-- Begin Items --

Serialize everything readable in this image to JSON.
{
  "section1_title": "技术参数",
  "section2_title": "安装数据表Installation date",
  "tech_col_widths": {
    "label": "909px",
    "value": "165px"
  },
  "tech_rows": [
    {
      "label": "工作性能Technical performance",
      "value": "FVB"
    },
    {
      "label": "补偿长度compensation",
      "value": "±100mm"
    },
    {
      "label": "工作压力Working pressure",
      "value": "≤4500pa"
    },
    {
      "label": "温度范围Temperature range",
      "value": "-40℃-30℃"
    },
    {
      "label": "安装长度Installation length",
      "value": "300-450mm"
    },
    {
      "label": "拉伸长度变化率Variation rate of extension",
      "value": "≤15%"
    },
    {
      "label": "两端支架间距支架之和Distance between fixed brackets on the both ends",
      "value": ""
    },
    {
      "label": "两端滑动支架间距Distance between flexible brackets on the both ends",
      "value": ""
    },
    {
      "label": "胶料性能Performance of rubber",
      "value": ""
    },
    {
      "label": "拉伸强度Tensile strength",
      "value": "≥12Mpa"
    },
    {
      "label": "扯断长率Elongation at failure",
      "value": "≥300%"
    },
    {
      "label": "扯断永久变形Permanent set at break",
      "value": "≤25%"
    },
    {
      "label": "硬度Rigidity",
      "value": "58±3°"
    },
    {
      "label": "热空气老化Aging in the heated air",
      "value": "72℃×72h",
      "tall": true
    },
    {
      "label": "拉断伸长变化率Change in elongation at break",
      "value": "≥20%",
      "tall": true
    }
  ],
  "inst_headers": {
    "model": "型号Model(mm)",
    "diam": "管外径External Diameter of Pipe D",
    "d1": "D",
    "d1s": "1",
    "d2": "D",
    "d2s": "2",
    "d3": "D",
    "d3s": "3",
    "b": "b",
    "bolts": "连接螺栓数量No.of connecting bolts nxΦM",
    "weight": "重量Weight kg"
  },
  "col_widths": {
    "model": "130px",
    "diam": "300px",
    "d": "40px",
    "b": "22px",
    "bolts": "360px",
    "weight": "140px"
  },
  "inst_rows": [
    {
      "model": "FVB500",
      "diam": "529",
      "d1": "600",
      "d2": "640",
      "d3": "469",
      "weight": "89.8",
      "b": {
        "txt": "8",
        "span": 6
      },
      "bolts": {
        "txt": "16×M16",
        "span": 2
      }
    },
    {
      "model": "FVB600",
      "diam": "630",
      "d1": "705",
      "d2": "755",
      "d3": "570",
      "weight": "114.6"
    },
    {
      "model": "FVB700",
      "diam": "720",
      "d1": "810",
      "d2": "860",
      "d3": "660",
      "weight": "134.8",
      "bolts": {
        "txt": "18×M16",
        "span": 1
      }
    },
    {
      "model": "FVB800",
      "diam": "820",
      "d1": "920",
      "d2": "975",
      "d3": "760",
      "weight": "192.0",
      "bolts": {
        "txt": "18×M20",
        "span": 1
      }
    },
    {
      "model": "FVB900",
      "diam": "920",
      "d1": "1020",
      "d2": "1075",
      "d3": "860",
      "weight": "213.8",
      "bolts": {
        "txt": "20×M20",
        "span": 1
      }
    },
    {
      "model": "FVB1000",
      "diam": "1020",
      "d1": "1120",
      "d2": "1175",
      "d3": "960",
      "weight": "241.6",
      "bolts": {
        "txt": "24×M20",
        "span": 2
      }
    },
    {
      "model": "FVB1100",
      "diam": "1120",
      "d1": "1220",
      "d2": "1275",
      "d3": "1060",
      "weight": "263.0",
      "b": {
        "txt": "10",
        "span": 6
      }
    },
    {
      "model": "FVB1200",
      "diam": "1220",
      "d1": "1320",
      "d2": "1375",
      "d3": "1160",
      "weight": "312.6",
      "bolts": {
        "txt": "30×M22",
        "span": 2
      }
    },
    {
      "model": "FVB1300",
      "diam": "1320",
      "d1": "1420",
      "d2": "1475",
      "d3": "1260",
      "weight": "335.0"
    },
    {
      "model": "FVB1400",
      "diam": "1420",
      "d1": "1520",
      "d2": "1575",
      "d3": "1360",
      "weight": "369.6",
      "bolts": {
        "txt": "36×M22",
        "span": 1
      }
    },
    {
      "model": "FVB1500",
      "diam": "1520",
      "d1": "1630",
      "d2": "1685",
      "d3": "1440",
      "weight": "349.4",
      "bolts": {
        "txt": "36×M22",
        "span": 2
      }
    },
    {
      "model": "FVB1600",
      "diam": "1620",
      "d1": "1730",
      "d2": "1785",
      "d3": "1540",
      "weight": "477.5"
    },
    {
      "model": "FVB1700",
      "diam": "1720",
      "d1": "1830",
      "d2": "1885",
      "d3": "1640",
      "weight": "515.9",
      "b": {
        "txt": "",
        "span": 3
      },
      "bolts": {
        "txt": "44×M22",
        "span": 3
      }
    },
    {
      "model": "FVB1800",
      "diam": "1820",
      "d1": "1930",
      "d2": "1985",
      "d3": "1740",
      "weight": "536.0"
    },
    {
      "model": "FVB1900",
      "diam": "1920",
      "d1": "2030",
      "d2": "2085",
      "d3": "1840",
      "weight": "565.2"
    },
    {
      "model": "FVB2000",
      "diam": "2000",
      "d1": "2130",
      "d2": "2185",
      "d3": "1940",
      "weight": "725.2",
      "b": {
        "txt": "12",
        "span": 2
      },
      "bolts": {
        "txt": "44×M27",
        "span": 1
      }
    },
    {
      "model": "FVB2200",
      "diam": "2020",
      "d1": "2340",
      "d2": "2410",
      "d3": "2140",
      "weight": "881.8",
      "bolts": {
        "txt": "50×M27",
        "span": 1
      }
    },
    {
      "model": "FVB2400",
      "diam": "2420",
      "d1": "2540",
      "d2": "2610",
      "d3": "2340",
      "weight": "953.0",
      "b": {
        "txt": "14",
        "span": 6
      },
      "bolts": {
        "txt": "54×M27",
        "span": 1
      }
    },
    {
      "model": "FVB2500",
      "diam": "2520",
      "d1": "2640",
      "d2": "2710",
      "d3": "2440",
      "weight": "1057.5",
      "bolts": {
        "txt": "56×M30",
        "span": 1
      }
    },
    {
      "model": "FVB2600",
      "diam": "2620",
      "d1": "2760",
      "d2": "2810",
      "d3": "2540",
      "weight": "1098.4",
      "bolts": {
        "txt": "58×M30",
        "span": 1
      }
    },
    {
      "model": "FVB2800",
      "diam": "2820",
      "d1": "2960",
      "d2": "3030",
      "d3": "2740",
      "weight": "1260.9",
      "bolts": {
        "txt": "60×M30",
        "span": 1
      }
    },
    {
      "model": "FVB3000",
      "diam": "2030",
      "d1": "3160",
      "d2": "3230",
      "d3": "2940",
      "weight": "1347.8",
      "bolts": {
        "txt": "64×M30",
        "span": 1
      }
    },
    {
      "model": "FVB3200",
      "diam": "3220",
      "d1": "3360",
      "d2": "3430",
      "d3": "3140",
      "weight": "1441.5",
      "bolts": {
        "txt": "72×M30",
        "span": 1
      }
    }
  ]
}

-- End Items --
-- Begin Items --

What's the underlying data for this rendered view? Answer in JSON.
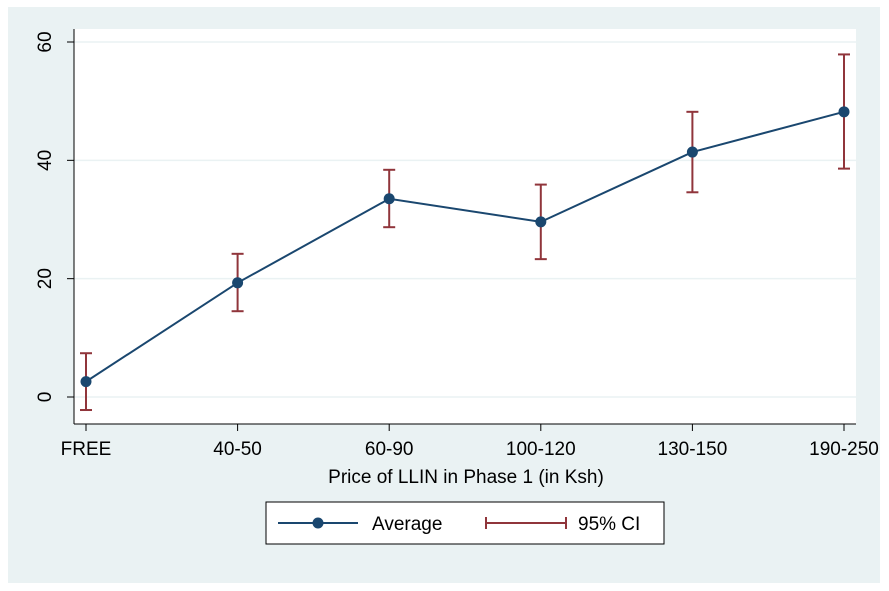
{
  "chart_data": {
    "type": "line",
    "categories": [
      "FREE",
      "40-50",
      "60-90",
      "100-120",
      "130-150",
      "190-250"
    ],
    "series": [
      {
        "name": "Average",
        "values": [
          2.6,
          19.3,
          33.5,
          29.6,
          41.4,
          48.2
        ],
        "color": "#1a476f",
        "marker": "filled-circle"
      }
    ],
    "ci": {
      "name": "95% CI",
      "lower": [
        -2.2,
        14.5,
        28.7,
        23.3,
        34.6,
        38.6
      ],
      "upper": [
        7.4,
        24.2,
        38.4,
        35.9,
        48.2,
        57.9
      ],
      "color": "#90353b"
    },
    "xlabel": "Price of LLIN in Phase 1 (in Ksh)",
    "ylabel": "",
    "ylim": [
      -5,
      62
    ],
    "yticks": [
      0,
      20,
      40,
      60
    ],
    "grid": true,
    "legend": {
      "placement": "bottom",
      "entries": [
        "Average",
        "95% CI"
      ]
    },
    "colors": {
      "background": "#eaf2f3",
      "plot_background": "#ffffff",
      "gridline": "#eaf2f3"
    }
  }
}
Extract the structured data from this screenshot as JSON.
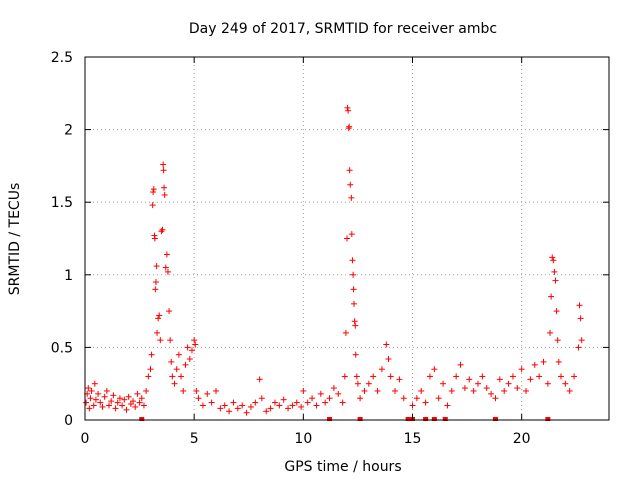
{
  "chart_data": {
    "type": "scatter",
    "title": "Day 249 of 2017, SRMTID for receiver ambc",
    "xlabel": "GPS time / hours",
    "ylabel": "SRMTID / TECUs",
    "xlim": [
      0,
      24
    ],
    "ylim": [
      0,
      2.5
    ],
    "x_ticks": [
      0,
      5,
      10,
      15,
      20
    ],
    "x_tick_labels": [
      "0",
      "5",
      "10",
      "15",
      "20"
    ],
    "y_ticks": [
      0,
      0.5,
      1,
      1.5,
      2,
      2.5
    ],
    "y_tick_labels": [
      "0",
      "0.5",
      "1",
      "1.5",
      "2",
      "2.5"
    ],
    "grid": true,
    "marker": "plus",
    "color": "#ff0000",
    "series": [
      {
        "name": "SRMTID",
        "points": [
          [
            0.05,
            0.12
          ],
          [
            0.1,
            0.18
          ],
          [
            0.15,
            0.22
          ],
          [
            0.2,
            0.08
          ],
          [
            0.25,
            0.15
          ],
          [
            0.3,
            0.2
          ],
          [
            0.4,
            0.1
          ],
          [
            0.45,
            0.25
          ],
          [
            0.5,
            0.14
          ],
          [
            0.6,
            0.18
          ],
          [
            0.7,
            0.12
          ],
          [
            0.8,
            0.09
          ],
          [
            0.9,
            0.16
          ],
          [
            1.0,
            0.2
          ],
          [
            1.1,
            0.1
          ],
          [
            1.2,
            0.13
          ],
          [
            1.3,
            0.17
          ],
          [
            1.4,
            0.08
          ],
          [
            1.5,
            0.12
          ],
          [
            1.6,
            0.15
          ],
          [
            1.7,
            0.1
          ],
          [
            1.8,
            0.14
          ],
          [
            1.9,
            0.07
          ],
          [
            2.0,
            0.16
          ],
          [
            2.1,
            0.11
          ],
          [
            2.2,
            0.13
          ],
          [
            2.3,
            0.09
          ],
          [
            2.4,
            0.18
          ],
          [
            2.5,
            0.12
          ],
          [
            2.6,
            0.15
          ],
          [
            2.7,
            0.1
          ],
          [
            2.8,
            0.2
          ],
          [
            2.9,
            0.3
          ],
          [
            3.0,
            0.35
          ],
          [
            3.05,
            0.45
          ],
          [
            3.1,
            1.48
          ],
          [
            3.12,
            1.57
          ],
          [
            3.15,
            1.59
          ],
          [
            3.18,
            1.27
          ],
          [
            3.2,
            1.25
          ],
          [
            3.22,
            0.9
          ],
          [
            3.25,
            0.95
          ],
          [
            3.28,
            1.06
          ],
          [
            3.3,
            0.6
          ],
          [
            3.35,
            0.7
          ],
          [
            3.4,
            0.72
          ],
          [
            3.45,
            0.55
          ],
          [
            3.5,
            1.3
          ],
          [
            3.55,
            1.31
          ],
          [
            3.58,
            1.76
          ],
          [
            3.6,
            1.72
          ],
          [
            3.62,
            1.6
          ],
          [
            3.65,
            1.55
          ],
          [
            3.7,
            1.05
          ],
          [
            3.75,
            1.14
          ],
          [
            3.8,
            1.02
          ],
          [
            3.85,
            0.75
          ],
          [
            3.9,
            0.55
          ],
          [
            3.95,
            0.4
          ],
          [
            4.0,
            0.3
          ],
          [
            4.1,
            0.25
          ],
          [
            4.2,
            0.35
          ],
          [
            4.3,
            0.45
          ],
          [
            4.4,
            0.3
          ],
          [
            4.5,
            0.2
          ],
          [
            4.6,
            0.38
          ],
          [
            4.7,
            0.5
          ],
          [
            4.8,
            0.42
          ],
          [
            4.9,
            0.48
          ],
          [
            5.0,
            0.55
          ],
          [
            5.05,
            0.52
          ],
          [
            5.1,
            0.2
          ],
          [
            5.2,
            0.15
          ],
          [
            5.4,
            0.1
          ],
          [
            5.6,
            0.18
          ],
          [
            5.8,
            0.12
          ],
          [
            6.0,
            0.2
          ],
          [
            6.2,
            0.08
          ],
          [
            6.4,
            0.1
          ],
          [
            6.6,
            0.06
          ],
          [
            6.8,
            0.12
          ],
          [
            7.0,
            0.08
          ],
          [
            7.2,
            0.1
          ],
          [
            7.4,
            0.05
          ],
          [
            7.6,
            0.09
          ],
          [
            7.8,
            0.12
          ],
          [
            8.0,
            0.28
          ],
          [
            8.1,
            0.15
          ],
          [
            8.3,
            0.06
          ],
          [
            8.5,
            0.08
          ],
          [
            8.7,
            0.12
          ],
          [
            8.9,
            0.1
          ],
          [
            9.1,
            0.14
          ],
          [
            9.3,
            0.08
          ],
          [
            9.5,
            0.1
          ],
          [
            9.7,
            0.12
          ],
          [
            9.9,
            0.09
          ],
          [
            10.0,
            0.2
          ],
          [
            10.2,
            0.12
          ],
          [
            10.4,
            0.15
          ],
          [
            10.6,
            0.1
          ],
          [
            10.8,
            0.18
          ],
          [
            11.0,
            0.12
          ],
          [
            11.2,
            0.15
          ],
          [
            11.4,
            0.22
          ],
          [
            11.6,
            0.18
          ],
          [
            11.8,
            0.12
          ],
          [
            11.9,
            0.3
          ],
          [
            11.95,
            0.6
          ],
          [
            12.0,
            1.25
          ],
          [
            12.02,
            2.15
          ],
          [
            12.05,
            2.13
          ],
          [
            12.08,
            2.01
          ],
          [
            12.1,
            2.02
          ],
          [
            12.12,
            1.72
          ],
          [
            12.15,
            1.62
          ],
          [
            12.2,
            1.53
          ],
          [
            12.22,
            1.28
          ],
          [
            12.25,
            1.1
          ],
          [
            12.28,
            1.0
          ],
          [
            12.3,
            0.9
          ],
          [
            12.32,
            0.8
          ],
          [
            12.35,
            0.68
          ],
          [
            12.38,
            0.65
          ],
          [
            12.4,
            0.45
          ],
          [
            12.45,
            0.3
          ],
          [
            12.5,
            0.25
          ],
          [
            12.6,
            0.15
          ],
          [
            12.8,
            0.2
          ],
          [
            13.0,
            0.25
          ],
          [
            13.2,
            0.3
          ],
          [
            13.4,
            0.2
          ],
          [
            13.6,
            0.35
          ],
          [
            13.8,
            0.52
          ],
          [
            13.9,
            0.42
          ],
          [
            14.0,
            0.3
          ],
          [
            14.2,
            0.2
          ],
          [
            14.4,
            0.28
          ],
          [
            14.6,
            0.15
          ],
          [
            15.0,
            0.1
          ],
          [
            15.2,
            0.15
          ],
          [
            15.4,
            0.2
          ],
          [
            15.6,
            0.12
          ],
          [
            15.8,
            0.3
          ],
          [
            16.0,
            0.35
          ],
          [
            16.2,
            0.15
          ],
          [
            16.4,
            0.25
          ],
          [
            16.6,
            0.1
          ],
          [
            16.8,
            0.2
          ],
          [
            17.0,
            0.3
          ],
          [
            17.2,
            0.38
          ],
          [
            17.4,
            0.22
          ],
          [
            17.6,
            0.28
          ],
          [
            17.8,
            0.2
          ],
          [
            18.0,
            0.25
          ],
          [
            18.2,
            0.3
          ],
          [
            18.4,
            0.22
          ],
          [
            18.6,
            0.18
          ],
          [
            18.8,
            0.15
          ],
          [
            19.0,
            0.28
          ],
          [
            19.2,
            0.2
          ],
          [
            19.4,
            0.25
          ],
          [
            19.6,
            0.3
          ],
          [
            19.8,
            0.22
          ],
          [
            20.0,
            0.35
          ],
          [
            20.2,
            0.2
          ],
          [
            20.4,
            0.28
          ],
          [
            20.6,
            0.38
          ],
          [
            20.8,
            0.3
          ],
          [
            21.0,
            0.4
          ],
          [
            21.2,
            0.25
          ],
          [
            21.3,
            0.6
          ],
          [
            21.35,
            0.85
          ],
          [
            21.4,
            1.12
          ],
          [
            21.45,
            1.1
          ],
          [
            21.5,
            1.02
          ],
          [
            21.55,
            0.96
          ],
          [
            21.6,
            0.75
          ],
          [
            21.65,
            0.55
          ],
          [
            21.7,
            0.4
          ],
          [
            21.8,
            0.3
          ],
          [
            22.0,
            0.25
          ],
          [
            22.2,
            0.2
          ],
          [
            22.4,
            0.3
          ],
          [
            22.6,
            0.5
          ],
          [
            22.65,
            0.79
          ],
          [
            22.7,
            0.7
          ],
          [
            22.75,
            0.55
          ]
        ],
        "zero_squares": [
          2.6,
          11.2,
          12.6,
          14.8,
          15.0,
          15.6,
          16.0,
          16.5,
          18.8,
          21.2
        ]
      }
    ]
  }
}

-- End Items --
-- Begin Items --

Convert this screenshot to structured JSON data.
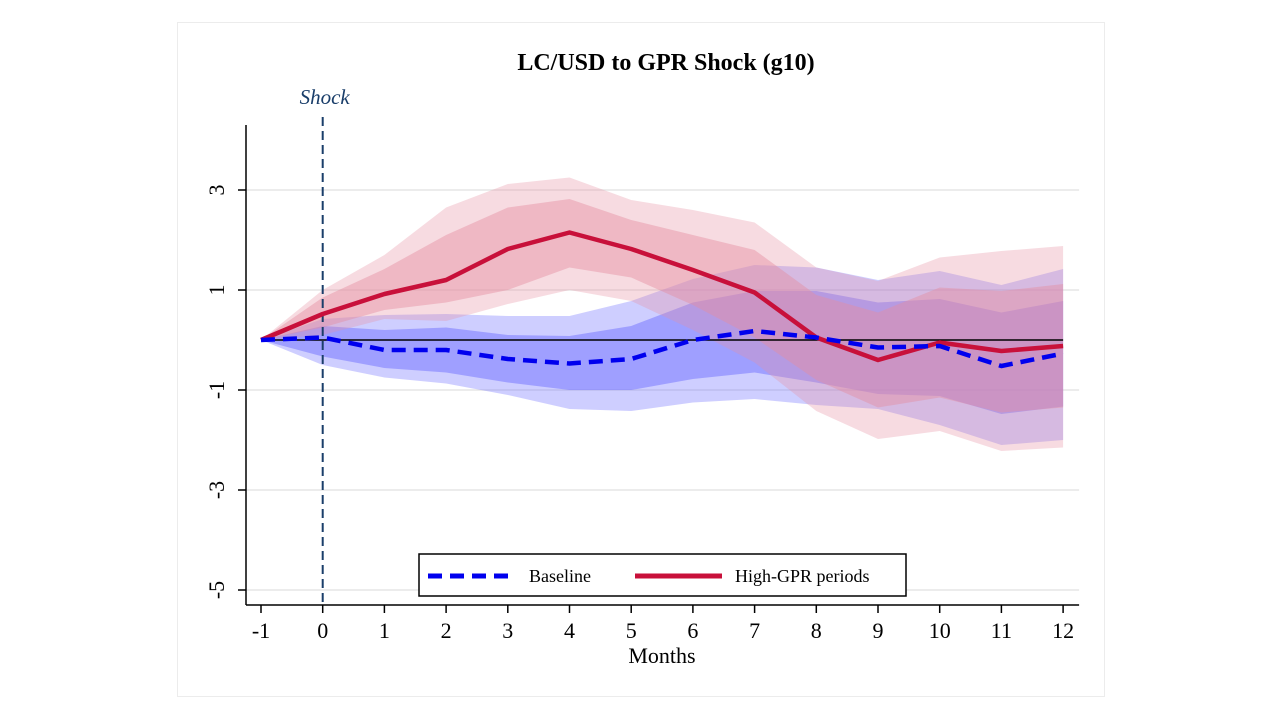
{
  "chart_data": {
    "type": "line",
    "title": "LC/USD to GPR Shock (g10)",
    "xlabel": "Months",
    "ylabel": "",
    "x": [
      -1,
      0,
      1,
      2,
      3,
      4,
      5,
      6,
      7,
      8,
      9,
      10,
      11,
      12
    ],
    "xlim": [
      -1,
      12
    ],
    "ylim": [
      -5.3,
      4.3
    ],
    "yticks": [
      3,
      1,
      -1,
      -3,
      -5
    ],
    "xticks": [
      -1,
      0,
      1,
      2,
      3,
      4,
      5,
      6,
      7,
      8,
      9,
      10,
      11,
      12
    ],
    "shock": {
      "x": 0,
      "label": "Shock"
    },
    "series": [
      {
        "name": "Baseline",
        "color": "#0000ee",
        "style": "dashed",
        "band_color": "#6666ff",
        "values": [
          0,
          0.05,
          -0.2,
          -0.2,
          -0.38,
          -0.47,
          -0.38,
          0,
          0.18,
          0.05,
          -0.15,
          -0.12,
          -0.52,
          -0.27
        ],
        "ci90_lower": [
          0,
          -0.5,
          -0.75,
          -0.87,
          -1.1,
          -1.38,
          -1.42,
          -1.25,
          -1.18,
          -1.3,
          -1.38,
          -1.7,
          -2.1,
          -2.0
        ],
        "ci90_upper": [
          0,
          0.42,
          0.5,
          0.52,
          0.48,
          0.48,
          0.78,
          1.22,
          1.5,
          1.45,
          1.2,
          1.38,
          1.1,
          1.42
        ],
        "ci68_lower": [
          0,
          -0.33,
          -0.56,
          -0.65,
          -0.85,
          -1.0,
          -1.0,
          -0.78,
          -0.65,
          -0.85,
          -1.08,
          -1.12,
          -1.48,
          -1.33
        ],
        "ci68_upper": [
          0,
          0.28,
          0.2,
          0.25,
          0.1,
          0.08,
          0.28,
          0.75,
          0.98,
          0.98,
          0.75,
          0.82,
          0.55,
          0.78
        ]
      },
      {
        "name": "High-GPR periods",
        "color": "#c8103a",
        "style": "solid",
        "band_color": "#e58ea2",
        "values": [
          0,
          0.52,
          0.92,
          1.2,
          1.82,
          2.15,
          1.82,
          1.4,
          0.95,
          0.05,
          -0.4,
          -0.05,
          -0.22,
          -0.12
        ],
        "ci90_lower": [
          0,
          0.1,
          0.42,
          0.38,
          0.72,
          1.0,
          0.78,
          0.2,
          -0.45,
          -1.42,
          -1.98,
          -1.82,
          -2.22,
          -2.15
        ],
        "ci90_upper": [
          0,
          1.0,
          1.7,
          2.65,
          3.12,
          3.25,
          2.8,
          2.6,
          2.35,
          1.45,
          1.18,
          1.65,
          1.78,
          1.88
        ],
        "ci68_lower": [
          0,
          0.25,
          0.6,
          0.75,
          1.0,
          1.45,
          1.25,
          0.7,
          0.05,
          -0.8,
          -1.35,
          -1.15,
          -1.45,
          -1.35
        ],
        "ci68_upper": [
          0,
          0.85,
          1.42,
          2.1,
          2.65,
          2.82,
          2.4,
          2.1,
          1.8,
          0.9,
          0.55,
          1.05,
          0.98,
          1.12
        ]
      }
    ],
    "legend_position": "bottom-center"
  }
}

-- End Items --

**Task:** Find all lines with "break" in them and copy each one.

**Exercise result:**
      "label": "扯断永久变形Permanent set at break",
      "label": "拉断伸长变化率Change in elongation at break",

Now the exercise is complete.